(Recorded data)
● ● ●
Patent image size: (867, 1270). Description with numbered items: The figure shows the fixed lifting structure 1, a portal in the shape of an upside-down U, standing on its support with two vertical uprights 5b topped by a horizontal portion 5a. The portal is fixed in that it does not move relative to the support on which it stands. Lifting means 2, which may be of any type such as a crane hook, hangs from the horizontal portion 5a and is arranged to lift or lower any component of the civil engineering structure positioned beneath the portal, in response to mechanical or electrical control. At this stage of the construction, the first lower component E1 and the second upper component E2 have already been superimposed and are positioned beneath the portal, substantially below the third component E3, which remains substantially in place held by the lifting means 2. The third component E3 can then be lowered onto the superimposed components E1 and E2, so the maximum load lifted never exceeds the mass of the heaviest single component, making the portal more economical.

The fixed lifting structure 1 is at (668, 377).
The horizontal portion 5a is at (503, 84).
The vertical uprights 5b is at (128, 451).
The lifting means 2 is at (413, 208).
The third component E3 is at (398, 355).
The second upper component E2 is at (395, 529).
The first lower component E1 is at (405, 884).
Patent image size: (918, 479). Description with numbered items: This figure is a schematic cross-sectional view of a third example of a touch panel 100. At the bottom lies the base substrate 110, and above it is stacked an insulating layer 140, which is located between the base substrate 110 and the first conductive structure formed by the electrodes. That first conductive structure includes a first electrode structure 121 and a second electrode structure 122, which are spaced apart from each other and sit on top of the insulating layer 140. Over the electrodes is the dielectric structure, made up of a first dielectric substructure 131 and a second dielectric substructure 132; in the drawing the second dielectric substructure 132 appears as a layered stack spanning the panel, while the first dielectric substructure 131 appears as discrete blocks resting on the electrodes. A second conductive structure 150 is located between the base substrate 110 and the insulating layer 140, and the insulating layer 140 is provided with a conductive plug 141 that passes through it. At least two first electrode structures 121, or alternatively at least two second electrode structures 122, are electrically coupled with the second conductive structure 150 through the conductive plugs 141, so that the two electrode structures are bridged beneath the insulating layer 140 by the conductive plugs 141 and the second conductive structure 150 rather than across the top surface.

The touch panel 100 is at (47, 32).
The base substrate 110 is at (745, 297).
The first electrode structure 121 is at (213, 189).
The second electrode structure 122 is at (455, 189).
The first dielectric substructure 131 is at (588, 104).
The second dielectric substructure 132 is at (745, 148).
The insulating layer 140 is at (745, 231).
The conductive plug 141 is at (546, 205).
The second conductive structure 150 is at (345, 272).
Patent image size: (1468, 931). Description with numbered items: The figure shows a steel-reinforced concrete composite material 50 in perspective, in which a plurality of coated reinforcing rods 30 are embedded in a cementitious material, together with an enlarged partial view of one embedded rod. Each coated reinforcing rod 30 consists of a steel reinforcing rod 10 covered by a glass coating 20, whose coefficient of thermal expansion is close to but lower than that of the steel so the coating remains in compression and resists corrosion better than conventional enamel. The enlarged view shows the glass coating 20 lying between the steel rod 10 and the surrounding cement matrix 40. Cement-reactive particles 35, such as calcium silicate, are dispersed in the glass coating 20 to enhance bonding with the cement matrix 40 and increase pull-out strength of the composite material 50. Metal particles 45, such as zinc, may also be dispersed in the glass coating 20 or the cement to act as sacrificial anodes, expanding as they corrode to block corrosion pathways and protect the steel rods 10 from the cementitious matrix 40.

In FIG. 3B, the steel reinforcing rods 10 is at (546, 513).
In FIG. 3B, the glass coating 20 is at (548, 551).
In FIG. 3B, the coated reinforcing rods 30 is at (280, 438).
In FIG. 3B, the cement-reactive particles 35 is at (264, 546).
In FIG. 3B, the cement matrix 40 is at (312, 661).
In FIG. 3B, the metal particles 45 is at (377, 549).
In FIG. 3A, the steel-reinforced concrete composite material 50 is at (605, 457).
● ● ●
Reproduce every line of the recorded data above without changing anything.

- _Written solution_:
Patent image size: (867, 1270). Description with numbered items: The figure shows the fixed lifting structure 1, a portal in the shape of an upside-down U, standing on its support with two vertical uprights 5b topped by a horizontal portion 5a. The portal is fixed in that it does not move relative to the support on which it stands. Lifting means 2, which may be of any type such as a crane hook, hangs from the horizontal portion 5a and is arranged to lift or lower any component of the civil engineering structure positioned beneath the portal, in response to mechanical or electrical control. At this stage of the construction, the first lower component E1 and the second upper component E2 have already been superimposed and are positioned beneath the portal, substantially below the third component E3, which remains substantially in place held by the lifting means 2. The third component E3 can then be lowered onto the superimposed components E1 and E2, so the maximum load lifted never exceeds the mass of the heaviest single component, making the portal more economical.

The fixed lifting structure 1 is at (668, 377).
The horizontal portion 5a is at (503, 84).
The vertical uprights 5b is at (128, 451).
The lifting means 2 is at (413, 208).
The third component E3 is at (398, 355).
The second upper component E2 is at (395, 529).
The first lower component E1 is at (405, 884).
Patent image size: (918, 479). Description with numbered items: This figure is a schematic cross-sectional view of a third example of a touch panel 100. At the bottom lies the base substrate 110, and above it is stacked an insulating layer 140, which is located between the base substrate 110 and the first conductive structure formed by the electrodes. That first conductive structure includes a first electrode structure 121 and a second electrode structure 122, which are spaced apart from each other and sit on top of the insulating layer 140. Over the electrodes is the dielectric structure, made up of a first dielectric substructure 131 and a second dielectric substructure 132; in the drawing the second dielectric substructure 132 appears as a layered stack spanning the panel, while the first dielectric substructure 131 appears as discrete blocks resting on the electrodes. A second conductive structure 150 is located between the base substrate 110 and the insulating layer 140, and the insulating layer 140 is provided with a conductive plug 141 that passes through it. At least two first electrode structures 121, or alternatively at least two second electrode structures 122, are electrically coupled with the second conductive structure 150 through the conductive plugs 141, so that the two electrode structures are bridged beneath the insulating layer 140 by the conductive plugs 141 and the second conductive structure 150 rather than across the top surface.

The touch panel 100 is at (47, 32).
The base substrate 110 is at (745, 297).
The first electrode structure 121 is at (213, 189).
The second electrode structure 122 is at (455, 189).
The first dielectric substructure 131 is at (588, 104).
The second dielectric substructure 132 is at (745, 148).
The insulating layer 140 is at (745, 231).
The conductive plug 141 is at (546, 205).
The second conductive structure 150 is at (345, 272).
Patent image size: (1468, 931). Description with numbered items: The figure shows a steel-reinforced concrete composite material 50 in perspective, in which a plurality of coated reinforcing rods 30 are embedded in a cementitious material, together with an enlarged partial view of one embedded rod. Each coated reinforcing rod 30 consists of a steel reinforcing rod 10 covered by a glass coating 20, whose coefficient of thermal expansion is close to but lower than that of the steel so the coating remains in compression and resists corrosion better than conventional enamel. The enlarged view shows the glass coating 20 lying between the steel rod 10 and the surrounding cement matrix 40. Cement-reactive particles 35, such as calcium silicate, are dispersed in the glass coating 20 to enhance bonding with the cement matrix 40 and increase pull-out strength of the composite material 50. Metal particles 45, such as zinc, may also be dispersed in the glass coating 20 or the cement to act as sacrificial anodes, expanding as they corrode to block corrosion pathways and protect the steel rods 10 from the cementitious matrix 40.

In FIG. 3B, the steel reinforcing rods 10 is at (546, 513).
In FIG. 3B, the glass coating 20 is at (548, 551).
In FIG. 3B, the coated reinforcing rods 30 is at (280, 438).
In FIG. 3B, the cement-reactive particles 35 is at (264, 546).
In FIG. 3B, the cement matrix 40 is at (312, 661).
In FIG. 3B, the metal particles 45 is at (377, 549).
In FIG. 3A, the steel-reinforced concrete composite material 50 is at (605, 457).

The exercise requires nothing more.